TASK OBJECTIVE — In the Australia travel story below, condense the paragraph that opens "And coupled to the insanity" into a short bulleted list that keeps its main facts.

-- Start SOURCE --

And coupled to the insanity of recreating an entirely new trip that didn't include fascinatingly mysterious spiritual workshops on Easter Island or traditional island wedding ceremonies on an idyllic coral atoll in the Pacific, we had to deal with the massive time lag between Oz and South Africa just trying to get some semblance of recompense or commitment from our hopeless and, it would eventually transpire, devious, travel agent. We were stuck in Australia. The rest of the trip was in the bin so we'd make the most of it and just deal with the fallout when we got back to Jozi.
And thus, instead of azure oceans surrounding us 'neath swaying palms looking out across an endless horizon over little umbrella-bedecked cocktails, we found ourselves in a camper van (or RV for the more abbreviatedly inclined) in the middle of the Simpson Desert just outside Alice Springs. 
....where, it has to be mentioned, we became intimately acquainted with feral critturs whose reputation precedes them in the great red landmass - no, not wild camels - but flies, millions of the little bastards that would relentlessly pester us whenever we'd venture forth from the RV to explore some exotic location or other.
Ironically, prior to this, we'd been enormously amused, while gazing from the cabin of the Merc Vito, at a stream of tourists emerging from a tour bus, all replete with full-face fly nets like an envoy of some weird beekeeping cult...Apiarists Anonymous? Oh how we laughed at them.
An hour later while sprinting back down the dry river bed at Simpson Gap, windmilling our hands over our heads to beat off the kamikaze fly swarms, oh how we understood them...

-- End SOURCE --
-- Start LISTED RECORDS --

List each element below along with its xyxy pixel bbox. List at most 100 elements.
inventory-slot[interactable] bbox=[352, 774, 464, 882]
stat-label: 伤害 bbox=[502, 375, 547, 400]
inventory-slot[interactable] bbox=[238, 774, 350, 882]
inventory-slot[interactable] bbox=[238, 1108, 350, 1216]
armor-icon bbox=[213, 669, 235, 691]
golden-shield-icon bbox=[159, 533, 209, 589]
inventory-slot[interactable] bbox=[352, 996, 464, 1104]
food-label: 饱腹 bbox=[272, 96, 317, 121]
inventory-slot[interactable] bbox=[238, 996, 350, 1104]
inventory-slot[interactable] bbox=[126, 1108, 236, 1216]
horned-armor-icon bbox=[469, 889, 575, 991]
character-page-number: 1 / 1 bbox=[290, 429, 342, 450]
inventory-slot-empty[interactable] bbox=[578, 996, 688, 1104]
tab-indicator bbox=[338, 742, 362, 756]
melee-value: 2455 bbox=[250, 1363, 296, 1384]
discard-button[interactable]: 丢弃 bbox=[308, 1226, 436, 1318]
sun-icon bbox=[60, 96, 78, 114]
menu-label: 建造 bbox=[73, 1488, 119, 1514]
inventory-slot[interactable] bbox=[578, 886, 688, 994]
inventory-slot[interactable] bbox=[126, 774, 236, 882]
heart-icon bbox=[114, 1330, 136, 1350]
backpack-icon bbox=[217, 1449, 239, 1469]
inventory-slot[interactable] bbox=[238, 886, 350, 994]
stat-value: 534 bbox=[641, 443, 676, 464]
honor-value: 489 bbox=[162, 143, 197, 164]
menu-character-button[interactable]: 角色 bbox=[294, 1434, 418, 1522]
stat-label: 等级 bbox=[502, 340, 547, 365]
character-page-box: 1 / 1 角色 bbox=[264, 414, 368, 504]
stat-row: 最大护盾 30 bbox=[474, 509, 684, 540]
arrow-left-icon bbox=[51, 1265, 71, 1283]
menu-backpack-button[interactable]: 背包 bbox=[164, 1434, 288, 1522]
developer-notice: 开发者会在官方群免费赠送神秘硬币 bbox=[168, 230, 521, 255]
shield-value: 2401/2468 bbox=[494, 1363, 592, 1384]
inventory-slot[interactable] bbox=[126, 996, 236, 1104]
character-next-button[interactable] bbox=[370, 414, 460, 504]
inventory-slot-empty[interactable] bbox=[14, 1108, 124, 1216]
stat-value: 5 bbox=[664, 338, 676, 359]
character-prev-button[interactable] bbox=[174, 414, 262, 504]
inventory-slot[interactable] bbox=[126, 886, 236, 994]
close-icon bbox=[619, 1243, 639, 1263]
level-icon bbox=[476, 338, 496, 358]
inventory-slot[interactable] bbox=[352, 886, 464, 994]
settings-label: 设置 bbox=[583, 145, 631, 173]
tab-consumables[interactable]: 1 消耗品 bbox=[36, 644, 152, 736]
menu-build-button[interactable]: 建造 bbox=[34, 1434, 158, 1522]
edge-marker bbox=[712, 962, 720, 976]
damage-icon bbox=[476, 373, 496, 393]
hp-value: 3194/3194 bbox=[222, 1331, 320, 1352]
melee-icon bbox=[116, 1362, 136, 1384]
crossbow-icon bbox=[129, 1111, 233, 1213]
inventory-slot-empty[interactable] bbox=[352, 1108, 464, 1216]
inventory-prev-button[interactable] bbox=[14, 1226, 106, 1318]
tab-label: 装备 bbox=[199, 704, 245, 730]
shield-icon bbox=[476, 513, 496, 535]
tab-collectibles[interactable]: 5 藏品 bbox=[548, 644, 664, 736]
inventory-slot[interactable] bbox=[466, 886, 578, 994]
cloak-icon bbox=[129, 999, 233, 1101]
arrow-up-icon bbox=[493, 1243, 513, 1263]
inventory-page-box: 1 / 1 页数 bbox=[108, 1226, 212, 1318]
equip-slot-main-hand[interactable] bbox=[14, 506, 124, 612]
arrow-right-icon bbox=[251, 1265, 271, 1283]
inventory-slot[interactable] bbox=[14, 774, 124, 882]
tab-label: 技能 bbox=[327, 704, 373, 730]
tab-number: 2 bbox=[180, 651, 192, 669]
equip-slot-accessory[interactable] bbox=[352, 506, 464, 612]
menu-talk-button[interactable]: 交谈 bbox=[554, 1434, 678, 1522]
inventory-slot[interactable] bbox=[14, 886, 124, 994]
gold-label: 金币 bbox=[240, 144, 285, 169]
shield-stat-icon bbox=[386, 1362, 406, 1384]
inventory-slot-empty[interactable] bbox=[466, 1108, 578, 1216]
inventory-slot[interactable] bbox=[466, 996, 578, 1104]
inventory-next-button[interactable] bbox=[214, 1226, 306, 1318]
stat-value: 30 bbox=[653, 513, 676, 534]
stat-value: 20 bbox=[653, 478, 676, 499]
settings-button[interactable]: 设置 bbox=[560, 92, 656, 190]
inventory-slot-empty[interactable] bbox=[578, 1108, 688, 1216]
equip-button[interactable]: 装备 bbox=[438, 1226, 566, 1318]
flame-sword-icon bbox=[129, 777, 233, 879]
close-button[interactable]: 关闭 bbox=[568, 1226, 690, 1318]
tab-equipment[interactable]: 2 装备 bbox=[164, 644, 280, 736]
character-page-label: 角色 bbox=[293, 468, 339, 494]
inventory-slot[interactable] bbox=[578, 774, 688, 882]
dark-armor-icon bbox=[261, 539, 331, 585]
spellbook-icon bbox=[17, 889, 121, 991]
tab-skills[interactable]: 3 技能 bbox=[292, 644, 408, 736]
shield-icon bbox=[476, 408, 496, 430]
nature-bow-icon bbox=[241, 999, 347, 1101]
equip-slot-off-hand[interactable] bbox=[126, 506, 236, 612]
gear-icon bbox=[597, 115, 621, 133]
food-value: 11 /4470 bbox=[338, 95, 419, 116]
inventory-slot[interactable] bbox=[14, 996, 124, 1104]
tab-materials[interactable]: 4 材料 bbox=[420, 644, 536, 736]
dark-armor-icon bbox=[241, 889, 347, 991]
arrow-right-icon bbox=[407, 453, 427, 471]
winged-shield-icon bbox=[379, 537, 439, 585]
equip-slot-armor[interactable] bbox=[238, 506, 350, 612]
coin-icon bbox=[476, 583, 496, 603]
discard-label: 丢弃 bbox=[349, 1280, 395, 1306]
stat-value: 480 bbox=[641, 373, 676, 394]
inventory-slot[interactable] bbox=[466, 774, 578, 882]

-- End LISTED RECORDS --

EXERCISE RESPONSE —
- The trip had to be replanned without the spiritual workshops on Easter Island or the traditional island wedding ceremony on a Pacific coral atoll.
- Across the large time difference between Australia and South Africa, the travelers tried to get compensation or a commitment from their travel agent, who proved hopeless and, in the end, devious.
- They were stuck in Australia, and the rest of the trip was scrapped.
- They decided to make the most of Australia and deal with the fallout once back in Jozi.